**PROBLEM TO SOLVE**
In the listing below, count each line containing "如果需要恢复到原有的生态系统" and answer with the count only.

**SUPPLIED MATERIAL**
------------------------------------------------------------
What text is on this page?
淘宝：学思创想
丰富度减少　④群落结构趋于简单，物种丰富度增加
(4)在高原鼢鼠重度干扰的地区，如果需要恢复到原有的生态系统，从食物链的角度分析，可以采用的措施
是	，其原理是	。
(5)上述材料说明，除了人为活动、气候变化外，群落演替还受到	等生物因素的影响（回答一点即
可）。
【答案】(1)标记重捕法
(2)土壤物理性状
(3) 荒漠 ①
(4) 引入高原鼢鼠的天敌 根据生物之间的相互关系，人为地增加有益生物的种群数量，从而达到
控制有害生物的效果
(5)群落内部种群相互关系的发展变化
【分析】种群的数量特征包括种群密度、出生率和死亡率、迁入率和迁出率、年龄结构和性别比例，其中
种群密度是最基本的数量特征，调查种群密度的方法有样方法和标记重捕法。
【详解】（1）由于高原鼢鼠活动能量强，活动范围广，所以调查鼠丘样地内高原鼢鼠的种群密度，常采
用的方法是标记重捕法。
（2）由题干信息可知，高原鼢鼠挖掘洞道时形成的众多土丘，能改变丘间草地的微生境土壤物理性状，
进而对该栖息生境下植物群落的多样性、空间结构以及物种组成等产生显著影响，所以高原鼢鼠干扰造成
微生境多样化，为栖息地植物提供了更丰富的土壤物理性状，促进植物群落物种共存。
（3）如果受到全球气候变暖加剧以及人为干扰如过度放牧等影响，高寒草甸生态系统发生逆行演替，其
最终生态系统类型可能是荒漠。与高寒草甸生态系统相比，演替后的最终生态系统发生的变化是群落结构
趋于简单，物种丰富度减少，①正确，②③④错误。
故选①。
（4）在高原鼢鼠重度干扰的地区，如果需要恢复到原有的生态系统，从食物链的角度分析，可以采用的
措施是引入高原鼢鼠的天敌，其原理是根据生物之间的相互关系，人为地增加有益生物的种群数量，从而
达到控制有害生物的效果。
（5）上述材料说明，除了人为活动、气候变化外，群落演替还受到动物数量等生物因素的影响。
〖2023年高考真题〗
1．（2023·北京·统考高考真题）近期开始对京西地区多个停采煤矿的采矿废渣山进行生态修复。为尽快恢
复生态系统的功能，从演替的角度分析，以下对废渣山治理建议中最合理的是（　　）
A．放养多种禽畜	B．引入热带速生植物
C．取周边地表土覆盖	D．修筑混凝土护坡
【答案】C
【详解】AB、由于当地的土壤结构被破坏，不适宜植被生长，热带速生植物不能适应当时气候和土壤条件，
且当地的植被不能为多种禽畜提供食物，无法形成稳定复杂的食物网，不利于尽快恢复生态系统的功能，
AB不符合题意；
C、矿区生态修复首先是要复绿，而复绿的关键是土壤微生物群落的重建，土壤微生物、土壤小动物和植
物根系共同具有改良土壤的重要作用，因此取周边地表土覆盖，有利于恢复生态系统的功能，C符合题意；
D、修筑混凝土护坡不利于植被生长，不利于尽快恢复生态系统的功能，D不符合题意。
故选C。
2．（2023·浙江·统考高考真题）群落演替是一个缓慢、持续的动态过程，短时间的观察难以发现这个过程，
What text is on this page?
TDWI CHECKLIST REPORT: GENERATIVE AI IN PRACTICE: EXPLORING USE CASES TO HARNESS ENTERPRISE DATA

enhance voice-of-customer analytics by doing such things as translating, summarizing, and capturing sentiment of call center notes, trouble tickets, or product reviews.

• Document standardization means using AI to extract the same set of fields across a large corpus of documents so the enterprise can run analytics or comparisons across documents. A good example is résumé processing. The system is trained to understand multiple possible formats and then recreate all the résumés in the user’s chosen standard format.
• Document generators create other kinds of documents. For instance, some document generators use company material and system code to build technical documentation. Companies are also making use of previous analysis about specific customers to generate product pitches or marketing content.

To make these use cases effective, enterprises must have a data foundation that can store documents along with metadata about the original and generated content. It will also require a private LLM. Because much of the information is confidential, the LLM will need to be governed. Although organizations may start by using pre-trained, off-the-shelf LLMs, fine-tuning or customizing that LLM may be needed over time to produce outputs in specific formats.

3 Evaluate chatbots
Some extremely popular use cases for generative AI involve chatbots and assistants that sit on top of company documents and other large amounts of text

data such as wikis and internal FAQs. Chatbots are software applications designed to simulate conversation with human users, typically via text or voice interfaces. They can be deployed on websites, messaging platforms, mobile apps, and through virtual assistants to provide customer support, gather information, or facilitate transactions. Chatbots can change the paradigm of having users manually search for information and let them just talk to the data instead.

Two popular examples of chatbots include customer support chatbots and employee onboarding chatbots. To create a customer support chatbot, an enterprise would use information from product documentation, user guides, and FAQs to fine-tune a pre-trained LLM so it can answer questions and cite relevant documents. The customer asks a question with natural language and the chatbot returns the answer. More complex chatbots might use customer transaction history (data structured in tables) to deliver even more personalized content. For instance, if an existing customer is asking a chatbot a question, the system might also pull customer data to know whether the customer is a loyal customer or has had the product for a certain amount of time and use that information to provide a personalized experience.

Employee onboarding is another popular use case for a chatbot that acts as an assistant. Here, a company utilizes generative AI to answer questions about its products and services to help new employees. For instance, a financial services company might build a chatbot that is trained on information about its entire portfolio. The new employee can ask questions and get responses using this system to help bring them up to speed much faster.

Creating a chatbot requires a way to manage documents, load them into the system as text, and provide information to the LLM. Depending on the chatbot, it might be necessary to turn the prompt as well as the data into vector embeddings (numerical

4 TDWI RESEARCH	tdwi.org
------------------------------------------------------------
**RESULT OF THIS EXERCISE**
2